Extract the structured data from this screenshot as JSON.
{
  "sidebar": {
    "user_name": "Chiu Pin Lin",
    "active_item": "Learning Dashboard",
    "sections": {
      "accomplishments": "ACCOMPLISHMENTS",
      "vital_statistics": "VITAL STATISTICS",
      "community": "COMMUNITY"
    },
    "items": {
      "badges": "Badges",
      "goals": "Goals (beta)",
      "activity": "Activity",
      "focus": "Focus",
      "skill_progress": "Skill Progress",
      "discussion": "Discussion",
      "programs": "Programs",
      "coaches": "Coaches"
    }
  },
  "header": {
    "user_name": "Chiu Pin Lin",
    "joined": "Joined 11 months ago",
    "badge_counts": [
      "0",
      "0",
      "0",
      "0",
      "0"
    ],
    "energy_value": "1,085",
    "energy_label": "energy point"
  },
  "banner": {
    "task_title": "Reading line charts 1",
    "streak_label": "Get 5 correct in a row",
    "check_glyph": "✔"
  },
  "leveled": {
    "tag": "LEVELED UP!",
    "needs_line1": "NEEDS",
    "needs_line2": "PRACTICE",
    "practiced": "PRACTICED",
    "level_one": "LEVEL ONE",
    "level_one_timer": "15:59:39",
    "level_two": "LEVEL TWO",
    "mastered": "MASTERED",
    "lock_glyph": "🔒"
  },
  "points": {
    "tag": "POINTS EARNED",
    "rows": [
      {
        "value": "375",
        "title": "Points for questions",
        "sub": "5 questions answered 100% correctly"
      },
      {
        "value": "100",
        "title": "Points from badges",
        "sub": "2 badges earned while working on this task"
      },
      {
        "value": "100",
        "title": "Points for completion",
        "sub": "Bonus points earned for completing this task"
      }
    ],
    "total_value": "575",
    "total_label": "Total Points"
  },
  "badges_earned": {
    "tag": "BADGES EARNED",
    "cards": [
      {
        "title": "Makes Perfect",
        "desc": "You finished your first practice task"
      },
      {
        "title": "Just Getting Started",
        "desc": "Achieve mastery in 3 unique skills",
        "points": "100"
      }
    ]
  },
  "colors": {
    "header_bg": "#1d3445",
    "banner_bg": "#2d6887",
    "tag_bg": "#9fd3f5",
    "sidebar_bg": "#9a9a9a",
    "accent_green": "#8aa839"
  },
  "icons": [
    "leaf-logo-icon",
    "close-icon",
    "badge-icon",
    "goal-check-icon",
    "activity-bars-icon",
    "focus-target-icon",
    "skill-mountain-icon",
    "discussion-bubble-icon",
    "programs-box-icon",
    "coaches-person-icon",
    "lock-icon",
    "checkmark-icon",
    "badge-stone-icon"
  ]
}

» **Work required**
Return what is listed above, exactly and completely.

» **Task output**
Extract the structured data from this screenshot as JSON.
{
  "sidebar": {
    "user_name": "Chiu Pin Lin",
    "active_item": "Learning Dashboard",
    "sections": {
      "accomplishments": "ACCOMPLISHMENTS",
      "vital_statistics": "VITAL STATISTICS",
      "community": "COMMUNITY"
    },
    "items": {
      "badges": "Badges",
      "goals": "Goals (beta)",
      "activity": "Activity",
      "focus": "Focus",
      "skill_progress": "Skill Progress",
      "discussion": "Discussion",
      "programs": "Programs",
      "coaches": "Coaches"
    }
  },
  "header": {
    "user_name": "Chiu Pin Lin",
    "joined": "Joined 11 months ago",
    "badge_counts": [
      "0",
      "0",
      "0",
      "0",
      "0"
    ],
    "energy_value": "1,085",
    "energy_label": "energy point"
  },
  "banner": {
    "task_title": "Reading line charts 1",
    "streak_label": "Get 5 correct in a row",
    "check_glyph": "✔"
  },
  "leveled": {
    "tag": "LEVELED UP!",
    "needs_line1": "NEEDS",
    "needs_line2": "PRACTICE",
    "practiced": "PRACTICED",
    "level_one": "LEVEL ONE",
    "level_one_timer": "15:59:39",
    "level_two": "LEVEL TWO",
    "mastered": "MASTERED",
    "lock_glyph": "🔒"
  },
  "points": {
    "tag": "POINTS EARNED",
    "rows": [
      {
        "value": "375",
        "title": "Points for questions",
        "sub": "5 questions answered 100% correctly"
      },
      {
        "value": "100",
        "title": "Points from badges",
        "sub": "2 badges earned while working on this task"
      },
      {
        "value": "100",
        "title": "Points for completion",
        "sub": "Bonus points earned for completing this task"
      }
    ],
    "total_value": "575",
    "total_label": "Total Points"
  },
  "badges_earned": {
    "tag": "BADGES EARNED",
    "cards": [
      {
        "title": "Makes Perfect",
        "desc": "You finished your first practice task"
      },
      {
        "title": "Just Getting Started",
        "desc": "Achieve mastery in 3 unique skills",
        "points": "100"
      }
    ]
  },
  "colors": {
    "header_bg": "#1d3445",
    "banner_bg": "#2d6887",
    "tag_bg": "#9fd3f5",
    "sidebar_bg": "#9a9a9a",
    "accent_green": "#8aa839"
  },
  "icons": [
    "leaf-logo-icon",
    "close-icon",
    "badge-icon",
    "goal-check-icon",
    "activity-bars-icon",
    "focus-target-icon",
    "skill-mountain-icon",
    "discussion-bubble-icon",
    "programs-box-icon",
    "coaches-person-icon",
    "lock-icon",
    "checkmark-icon",
    "badge-stone-icon"
  ]
}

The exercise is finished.